◆ **INSTRUCTION**
Pull out every line from the listing that has the word "колхоза".

──────── EXTRACTED ENTRIES ────────

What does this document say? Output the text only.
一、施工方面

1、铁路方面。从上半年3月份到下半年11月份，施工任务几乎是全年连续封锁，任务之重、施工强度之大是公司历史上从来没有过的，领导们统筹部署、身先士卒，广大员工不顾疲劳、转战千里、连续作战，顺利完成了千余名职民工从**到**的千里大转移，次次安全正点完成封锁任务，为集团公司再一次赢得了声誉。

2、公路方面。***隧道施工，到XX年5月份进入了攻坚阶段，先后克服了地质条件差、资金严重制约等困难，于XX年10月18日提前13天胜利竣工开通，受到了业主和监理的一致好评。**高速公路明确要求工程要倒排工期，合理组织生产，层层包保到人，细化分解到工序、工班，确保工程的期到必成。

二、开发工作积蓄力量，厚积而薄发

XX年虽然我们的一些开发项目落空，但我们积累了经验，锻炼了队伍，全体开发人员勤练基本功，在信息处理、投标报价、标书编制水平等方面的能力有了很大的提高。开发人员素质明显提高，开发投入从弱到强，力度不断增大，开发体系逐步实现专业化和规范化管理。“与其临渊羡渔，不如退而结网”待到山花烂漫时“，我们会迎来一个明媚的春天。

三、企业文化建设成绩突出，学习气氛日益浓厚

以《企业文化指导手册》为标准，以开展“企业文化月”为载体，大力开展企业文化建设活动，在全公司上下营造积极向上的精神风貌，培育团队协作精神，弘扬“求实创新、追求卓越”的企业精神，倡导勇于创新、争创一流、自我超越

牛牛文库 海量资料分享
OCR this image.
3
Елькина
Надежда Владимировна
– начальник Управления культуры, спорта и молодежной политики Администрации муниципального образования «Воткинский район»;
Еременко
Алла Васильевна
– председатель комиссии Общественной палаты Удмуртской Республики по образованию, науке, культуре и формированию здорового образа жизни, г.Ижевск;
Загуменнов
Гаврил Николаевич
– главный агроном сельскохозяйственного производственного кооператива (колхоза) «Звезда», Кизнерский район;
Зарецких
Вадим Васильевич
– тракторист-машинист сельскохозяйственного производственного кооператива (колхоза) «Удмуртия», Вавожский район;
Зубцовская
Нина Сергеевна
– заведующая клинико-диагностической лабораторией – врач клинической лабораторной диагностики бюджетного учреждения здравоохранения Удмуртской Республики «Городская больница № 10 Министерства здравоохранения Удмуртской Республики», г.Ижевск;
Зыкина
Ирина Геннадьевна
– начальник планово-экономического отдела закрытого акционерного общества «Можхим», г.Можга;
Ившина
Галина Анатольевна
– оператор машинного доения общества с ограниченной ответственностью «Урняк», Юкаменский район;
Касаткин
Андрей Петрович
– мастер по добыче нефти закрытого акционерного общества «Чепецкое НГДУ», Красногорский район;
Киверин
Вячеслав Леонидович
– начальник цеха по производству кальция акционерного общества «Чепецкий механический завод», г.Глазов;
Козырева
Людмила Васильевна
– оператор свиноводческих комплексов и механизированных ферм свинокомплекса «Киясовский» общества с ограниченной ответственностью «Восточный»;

────────

◆ **ANSWER TO THIS PROBLEM**
– главный агроном сельскохозяйственного производственного кооператива (колхоза) «Звезда», Кизнерский район;
– тракторист-машинист сельскохозяйственного производственного кооператива (колхоза) «Удмуртия», Вавожский район;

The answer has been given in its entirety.